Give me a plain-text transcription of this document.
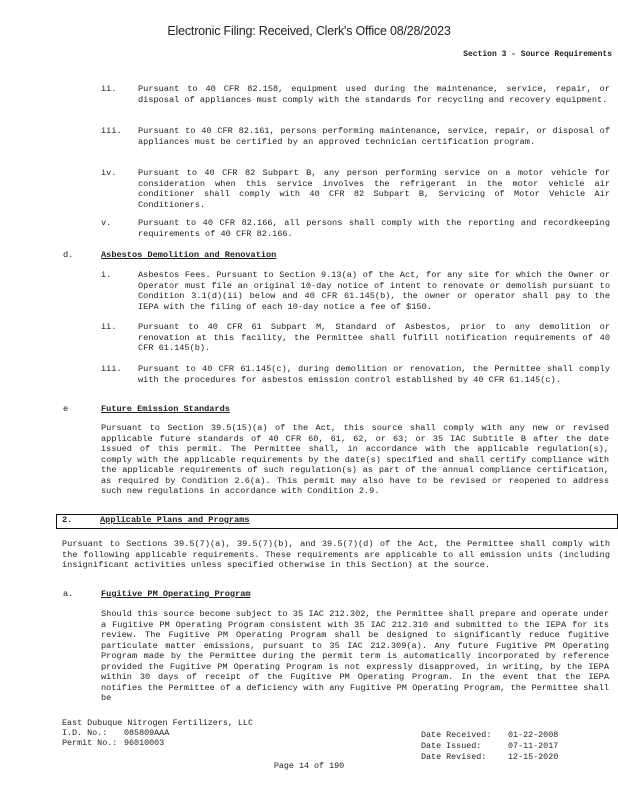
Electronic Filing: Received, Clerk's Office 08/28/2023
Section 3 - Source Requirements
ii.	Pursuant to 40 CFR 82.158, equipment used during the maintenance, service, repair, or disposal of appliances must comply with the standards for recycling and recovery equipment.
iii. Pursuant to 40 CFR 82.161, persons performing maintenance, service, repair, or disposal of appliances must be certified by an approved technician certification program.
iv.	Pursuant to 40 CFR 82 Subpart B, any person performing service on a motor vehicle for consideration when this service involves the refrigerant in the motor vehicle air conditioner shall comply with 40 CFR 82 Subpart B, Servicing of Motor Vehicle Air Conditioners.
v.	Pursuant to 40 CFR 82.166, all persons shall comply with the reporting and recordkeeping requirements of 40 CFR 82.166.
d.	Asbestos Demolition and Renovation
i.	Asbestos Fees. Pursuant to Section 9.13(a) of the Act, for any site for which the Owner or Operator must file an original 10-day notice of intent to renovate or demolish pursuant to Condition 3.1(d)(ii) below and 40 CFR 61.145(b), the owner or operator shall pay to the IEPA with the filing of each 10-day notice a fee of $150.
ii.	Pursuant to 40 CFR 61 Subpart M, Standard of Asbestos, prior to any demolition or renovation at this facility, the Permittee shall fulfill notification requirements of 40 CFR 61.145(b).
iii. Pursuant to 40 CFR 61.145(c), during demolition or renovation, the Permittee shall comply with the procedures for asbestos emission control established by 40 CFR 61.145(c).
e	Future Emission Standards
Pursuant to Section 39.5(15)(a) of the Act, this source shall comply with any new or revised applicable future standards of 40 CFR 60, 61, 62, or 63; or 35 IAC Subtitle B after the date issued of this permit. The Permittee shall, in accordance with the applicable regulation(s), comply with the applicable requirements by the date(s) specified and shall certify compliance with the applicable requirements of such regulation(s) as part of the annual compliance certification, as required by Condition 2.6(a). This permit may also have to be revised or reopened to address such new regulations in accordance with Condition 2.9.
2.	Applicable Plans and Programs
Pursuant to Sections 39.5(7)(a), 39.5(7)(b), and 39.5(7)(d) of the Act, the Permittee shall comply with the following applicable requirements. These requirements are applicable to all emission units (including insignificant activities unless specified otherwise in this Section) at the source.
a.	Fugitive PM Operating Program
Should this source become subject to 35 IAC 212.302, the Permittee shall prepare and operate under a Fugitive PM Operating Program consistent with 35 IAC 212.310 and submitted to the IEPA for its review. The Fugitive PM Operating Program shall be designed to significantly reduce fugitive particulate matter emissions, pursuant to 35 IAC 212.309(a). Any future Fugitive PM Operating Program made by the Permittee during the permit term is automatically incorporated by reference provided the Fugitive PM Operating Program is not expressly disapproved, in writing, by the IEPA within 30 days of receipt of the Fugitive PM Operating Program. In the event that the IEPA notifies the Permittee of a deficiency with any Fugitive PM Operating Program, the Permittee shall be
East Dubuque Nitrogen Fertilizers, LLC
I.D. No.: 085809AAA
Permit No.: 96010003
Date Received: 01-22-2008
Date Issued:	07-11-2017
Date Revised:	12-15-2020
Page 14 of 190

## [EXERCISE PROMPT]
Return the material exactly as given, apart from the pictures.

## [SOLUTION FOR THIS TASK]
Give me a plain-text transcription of this document.
Electronic Filing: Received, Clerk's Office 08/28/2023
Section 3 - Source Requirements
ii.	Pursuant to 40 CFR 82.158, equipment used during the maintenance, service, repair, or disposal of appliances must comply with the standards for recycling and recovery equipment.
iii. Pursuant to 40 CFR 82.161, persons performing maintenance, service, repair, or disposal of appliances must be certified by an approved technician certification program.
iv.	Pursuant to 40 CFR 82 Subpart B, any person performing service on a motor vehicle for consideration when this service involves the refrigerant in the motor vehicle air conditioner shall comply with 40 CFR 82 Subpart B, Servicing of Motor Vehicle Air Conditioners.
v.	Pursuant to 40 CFR 82.166, all persons shall comply with the reporting and recordkeeping requirements of 40 CFR 82.166.
d.	Asbestos Demolition and Renovation
i.	Asbestos Fees. Pursuant to Section 9.13(a) of the Act, for any site for which the Owner or Operator must file an original 10-day notice of intent to renovate or demolish pursuant to Condition 3.1(d)(ii) below and 40 CFR 61.145(b), the owner or operator shall pay to the IEPA with the filing of each 10-day notice a fee of $150.
ii.	Pursuant to 40 CFR 61 Subpart M, Standard of Asbestos, prior to any demolition or renovation at this facility, the Permittee shall fulfill notification requirements of 40 CFR 61.145(b).
iii. Pursuant to 40 CFR 61.145(c), during demolition or renovation, the Permittee shall comply with the procedures for asbestos emission control established by 40 CFR 61.145(c).
e	Future Emission Standards
Pursuant to Section 39.5(15)(a) of the Act, this source shall comply with any new or revised applicable future standards of 40 CFR 60, 61, 62, or 63; or 35 IAC Subtitle B after the date issued of this permit. The Permittee shall, in accordance with the applicable regulation(s), comply with the applicable requirements by the date(s) specified and shall certify compliance with the applicable requirements of such regulation(s) as part of the annual compliance certification, as required by Condition 2.6(a). This permit may also have to be revised or reopened to address such new regulations in accordance with Condition 2.9.
2.	Applicable Plans and Programs
Pursuant to Sections 39.5(7)(a), 39.5(7)(b), and 39.5(7)(d) of the Act, the Permittee shall comply with the following applicable requirements. These requirements are applicable to all emission units (including insignificant activities unless specified otherwise in this Section) at the source.
a.	Fugitive PM Operating Program
Should this source become subject to 35 IAC 212.302, the Permittee shall prepare and operate under a Fugitive PM Operating Program consistent with 35 IAC 212.310 and submitted to the IEPA for its review. The Fugitive PM Operating Program shall be designed to significantly reduce fugitive particulate matter emissions, pursuant to 35 IAC 212.309(a). Any future Fugitive PM Operating Program made by the Permittee during the permit term is automatically incorporated by reference provided the Fugitive PM Operating Program is not expressly disapproved, in writing, by the IEPA within 30 days of receipt of the Fugitive PM Operating Program. In the event that the IEPA notifies the Permittee of a deficiency with any Fugitive PM Operating Program, the Permittee shall be
East Dubuque Nitrogen Fertilizers, LLC
I.D. No.: 085809AAA
Permit No.: 96010003
Date Received: 01-22-2008
Date Issued:	07-11-2017
Date Revised:	12-15-2020
Page 14 of 190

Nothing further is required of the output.